Request: Take from the listing each line that has the string "directos".

——

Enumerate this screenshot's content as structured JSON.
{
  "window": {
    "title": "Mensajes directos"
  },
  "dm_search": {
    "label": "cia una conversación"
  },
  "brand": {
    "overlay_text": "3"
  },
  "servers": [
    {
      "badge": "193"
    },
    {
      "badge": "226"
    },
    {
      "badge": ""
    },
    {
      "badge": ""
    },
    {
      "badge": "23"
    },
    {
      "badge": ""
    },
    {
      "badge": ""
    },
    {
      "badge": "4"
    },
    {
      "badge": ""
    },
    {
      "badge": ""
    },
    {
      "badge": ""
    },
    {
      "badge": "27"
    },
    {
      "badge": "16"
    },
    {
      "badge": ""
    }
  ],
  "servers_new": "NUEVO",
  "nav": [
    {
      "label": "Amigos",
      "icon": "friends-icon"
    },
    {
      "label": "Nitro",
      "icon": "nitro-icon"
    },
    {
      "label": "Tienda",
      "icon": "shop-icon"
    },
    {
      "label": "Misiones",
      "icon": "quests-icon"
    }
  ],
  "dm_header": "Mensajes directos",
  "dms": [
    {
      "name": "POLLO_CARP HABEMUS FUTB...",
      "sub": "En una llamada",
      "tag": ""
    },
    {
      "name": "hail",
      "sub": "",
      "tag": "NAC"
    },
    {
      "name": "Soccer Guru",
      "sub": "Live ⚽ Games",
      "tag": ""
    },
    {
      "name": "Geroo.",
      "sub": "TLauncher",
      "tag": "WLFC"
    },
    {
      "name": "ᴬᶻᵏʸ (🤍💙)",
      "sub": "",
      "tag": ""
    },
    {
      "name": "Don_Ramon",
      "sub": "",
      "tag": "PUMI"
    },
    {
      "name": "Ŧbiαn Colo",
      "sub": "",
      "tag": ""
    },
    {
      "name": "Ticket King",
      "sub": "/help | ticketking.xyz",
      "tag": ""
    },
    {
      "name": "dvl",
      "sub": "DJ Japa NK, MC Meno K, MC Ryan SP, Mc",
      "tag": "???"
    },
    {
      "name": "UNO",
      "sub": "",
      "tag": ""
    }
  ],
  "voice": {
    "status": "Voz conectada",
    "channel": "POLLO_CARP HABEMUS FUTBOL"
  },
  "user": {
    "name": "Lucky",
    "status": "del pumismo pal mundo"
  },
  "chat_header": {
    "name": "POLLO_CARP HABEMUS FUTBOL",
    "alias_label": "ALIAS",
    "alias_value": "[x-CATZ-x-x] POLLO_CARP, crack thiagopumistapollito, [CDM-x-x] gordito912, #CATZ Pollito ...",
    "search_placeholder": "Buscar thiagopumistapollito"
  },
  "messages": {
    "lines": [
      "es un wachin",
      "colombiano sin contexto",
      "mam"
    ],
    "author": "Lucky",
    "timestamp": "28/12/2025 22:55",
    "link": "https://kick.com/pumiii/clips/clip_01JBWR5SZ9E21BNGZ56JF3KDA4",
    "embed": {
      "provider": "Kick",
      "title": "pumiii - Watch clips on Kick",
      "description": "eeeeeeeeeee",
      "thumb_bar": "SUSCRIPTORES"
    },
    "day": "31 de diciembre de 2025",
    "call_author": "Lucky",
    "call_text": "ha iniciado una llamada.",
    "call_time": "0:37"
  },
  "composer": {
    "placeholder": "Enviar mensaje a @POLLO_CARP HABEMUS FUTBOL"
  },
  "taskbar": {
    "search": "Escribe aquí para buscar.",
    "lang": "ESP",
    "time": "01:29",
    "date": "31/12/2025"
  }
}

——

Exercise result:
    "title": "Mensajes directos"
  "dm_header": "Mensajes directos",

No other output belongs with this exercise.